:: Written task ::
Give the number of lines that contain the string "text", please, and nothing else.

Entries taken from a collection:
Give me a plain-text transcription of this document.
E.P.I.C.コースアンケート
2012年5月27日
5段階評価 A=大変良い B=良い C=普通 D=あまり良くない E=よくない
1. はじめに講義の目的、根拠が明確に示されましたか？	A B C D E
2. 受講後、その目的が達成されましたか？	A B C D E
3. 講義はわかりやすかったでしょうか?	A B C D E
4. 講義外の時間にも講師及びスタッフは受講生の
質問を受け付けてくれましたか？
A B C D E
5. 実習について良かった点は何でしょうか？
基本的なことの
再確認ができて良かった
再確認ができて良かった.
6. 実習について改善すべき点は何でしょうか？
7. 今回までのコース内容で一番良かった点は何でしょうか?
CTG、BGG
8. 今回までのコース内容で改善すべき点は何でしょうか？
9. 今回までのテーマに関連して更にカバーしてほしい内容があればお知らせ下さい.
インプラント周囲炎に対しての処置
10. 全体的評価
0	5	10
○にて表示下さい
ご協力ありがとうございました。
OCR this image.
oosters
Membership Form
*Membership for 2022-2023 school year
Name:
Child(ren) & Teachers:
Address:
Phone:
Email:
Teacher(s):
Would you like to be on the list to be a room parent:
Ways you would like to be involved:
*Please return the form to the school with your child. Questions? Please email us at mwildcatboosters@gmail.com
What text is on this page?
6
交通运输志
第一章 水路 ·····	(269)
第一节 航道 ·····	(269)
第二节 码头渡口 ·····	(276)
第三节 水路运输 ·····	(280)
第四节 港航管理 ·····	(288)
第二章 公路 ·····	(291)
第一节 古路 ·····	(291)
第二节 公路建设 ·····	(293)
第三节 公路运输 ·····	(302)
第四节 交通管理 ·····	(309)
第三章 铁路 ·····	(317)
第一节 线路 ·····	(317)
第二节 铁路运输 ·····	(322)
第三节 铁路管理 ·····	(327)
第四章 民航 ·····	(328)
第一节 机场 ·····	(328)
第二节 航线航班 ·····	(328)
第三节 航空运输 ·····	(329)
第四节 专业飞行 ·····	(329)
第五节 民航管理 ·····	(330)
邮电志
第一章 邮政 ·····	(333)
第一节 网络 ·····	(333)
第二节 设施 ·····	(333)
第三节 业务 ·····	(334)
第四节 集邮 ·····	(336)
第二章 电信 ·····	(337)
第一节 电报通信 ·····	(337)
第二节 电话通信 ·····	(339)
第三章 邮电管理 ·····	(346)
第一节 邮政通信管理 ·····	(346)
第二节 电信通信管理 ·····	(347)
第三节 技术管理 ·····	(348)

:: The reply ::
2